**WHAT THE TASK REQUIRES**
Copy every entry exactly.

**SUPPLIED ENTRIES**

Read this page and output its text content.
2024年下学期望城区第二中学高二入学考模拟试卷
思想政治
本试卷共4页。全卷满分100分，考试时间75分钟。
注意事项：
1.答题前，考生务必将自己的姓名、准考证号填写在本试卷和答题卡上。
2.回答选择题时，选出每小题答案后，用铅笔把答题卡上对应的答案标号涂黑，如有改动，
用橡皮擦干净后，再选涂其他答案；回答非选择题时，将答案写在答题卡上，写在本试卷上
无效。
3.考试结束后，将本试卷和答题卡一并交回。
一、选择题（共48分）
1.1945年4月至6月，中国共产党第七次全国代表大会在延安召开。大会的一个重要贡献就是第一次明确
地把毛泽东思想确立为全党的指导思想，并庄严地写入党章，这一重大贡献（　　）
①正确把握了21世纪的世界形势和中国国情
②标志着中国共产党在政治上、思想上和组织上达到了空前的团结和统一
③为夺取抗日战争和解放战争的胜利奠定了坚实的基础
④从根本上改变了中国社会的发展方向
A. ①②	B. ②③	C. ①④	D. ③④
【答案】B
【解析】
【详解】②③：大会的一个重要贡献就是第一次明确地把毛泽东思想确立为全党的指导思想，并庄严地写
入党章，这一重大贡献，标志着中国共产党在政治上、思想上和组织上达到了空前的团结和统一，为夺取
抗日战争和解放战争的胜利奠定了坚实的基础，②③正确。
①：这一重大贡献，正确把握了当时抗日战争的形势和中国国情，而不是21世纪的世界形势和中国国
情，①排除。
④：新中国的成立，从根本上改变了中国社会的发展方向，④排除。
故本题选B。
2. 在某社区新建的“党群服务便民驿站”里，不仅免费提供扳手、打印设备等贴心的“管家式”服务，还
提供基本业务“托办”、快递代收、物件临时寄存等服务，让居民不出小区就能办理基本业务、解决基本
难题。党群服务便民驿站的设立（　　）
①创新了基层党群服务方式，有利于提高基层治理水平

**RESPONSE TO THE TASK**
Read this page and output its text content.
2024年下学期望城区第二中学高二入学考模拟试卷
思想政治
本试卷共4页。全卷满分100分，考试时间75分钟。
注意事项：
1.答题前，考生务必将自己的姓名、准考证号填写在本试卷和答题卡上。
2.回答选择题时，选出每小题答案后，用铅笔把答题卡上对应的答案标号涂黑，如有改动，
用橡皮擦干净后，再选涂其他答案；回答非选择题时，将答案写在答题卡上，写在本试卷上
无效。
3.考试结束后，将本试卷和答题卡一并交回。
一、选择题（共48分）
1.1945年4月至6月，中国共产党第七次全国代表大会在延安召开。大会的一个重要贡献就是第一次明确
地把毛泽东思想确立为全党的指导思想，并庄严地写入党章，这一重大贡献（　　）
①正确把握了21世纪的世界形势和中国国情
②标志着中国共产党在政治上、思想上和组织上达到了空前的团结和统一
③为夺取抗日战争和解放战争的胜利奠定了坚实的基础
④从根本上改变了中国社会的发展方向
A. ①②	B. ②③	C. ①④	D. ③④
【答案】B
【解析】
【详解】②③：大会的一个重要贡献就是第一次明确地把毛泽东思想确立为全党的指导思想，并庄严地写
入党章，这一重大贡献，标志着中国共产党在政治上、思想上和组织上达到了空前的团结和统一，为夺取
抗日战争和解放战争的胜利奠定了坚实的基础，②③正确。
①：这一重大贡献，正确把握了当时抗日战争的形势和中国国情，而不是21世纪的世界形势和中国国
情，①排除。
④：新中国的成立，从根本上改变了中国社会的发展方向，④排除。
故本题选B。
2. 在某社区新建的“党群服务便民驿站”里，不仅免费提供扳手、打印设备等贴心的“管家式”服务，还
提供基本业务“托办”、快递代收、物件临时寄存等服务，让居民不出小区就能办理基本业务、解决基本
难题。党群服务便民驿站的设立（　　）
①创新了基层党群服务方式，有利于提高基层治理水平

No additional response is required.